DIRECTIONS FOR THIS TASK
Keep only the lines of the listing that include the word "face", and copy them.

SUPPLIED DATA
• • • • • • •
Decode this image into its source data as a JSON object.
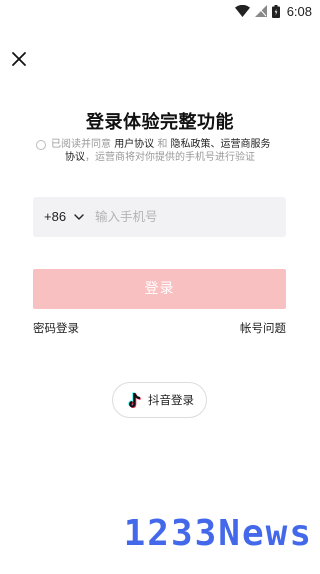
{
  "status_bar": {
    "time": "6:08"
  },
  "page": {
    "title": "登录体验完整功能",
    "agreement": {
      "prefix": "已阅读并同意 ",
      "user_agreement": "用户协议",
      "and": " 和 ",
      "privacy": "隐私政策、运营商服务",
      "line2_link": "协议",
      "line2_rest": "，运营商将对你提供的手机号进行验证"
    },
    "phone": {
      "country_code": "+86",
      "placeholder": "输入手机号"
    },
    "login_button": "登录",
    "password_login": "密码登录",
    "account_problem": "帐号问题",
    "douyin_login": "抖音登录"
  },
  "watermark": "1233News",
  "colors": {
    "login_button": "#f9c0c2",
    "watermark": "#2f59e8"
  }
}
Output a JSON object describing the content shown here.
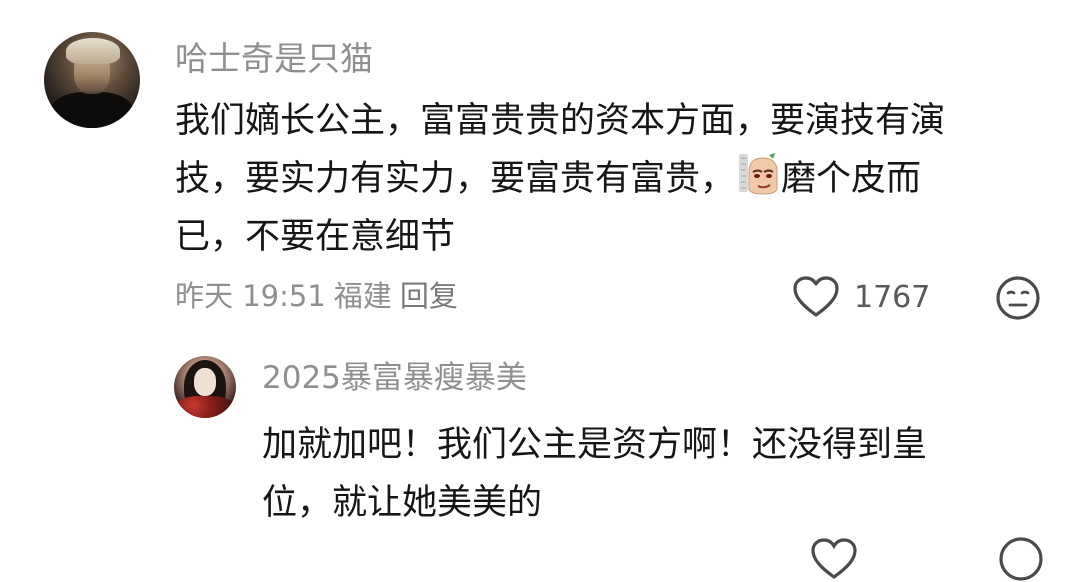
{
  "comment": {
    "username": "哈士奇是只猫",
    "lines": [
      "我们嫡长公主，富富贵贵的资本方面，要演技有演",
      "技，要实力有实力，要富贵有富贵，",
      "已，不要在意细节"
    ],
    "line2_after_sticker": "磨个皮而",
    "sticker_icon": "smirk-face-sticker",
    "time": "昨天 19:51",
    "location": "福建",
    "reply_label": "回复",
    "like_count": "1767",
    "icons": {
      "like": "heart-outline-icon",
      "dislike": "meh-face-icon"
    }
  },
  "reply": {
    "username": "2025暴富暴瘦暴美",
    "lines": [
      "加就加吧！我们公主是资方啊！还没得到皇",
      "位，就让她美美的"
    ]
  },
  "colors": {
    "text": "#161616",
    "meta": "#8f8f8f",
    "icon": "#4a4a4a",
    "background": "#ffffff"
  }
}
• • • • • • •
ANSWER TO THIS PROBLEM
    "sticker_icon": "smirk-face-sticker",
      "dislike": "meh-face-icon"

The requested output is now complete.